**Problem statement**
If a line in the listing below contains "with", return that line.

*** Opening Data extracts ***

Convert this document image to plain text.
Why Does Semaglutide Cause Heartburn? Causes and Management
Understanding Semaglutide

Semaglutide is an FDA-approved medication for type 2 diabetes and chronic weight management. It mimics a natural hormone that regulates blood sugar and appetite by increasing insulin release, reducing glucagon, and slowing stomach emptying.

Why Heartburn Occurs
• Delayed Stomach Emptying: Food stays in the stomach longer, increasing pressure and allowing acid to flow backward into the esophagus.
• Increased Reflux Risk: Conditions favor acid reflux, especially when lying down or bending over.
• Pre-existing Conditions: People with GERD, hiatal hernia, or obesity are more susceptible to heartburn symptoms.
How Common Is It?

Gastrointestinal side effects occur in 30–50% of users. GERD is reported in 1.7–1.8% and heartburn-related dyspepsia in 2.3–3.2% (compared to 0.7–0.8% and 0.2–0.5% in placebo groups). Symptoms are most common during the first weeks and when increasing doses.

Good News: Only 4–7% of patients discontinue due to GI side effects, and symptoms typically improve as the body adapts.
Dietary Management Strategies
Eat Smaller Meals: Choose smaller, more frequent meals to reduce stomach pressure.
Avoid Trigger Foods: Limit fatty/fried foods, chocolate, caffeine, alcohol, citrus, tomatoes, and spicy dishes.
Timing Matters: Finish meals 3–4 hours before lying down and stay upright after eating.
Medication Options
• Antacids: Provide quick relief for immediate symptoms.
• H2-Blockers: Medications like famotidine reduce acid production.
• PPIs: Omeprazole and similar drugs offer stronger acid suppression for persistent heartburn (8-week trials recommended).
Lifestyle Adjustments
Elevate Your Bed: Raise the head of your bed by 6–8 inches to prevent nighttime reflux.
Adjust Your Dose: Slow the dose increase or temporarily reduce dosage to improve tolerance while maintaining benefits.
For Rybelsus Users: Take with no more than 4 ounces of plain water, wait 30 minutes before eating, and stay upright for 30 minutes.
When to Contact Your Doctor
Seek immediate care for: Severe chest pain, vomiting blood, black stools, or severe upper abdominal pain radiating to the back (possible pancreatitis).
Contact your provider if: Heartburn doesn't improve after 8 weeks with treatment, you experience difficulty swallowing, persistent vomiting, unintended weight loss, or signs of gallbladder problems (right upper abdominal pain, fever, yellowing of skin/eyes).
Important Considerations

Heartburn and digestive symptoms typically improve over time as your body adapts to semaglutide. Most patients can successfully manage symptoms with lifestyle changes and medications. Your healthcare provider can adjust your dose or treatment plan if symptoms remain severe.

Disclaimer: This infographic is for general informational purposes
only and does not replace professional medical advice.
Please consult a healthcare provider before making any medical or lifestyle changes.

*** Closing Data extracts ***

**Exercise result**
• Pre-existing Conditions: People with GERD, hiatal hernia, or obesity are more susceptible to heartburn symptoms.
For Rybelsus Users: Take with no more than 4 ounces of plain water, wait 30 minutes before eating, and stay upright for 30 minutes.
Contact your provider if: Heartburn doesn't improve after 8 weeks with treatment, you experience difficulty swallowing, persistent vomiting, unintended weight loss, or signs of gallbladder problems (right upper abdominal pain, fever, yellowing of skin/eyes).
Heartburn and digestive symptoms typically improve over time as your body adapts to semaglutide. Most patients can successfully manage symptoms with lifestyle changes and medications. Your healthcare provider can adjust your dose or treatment plan if symptoms remain severe.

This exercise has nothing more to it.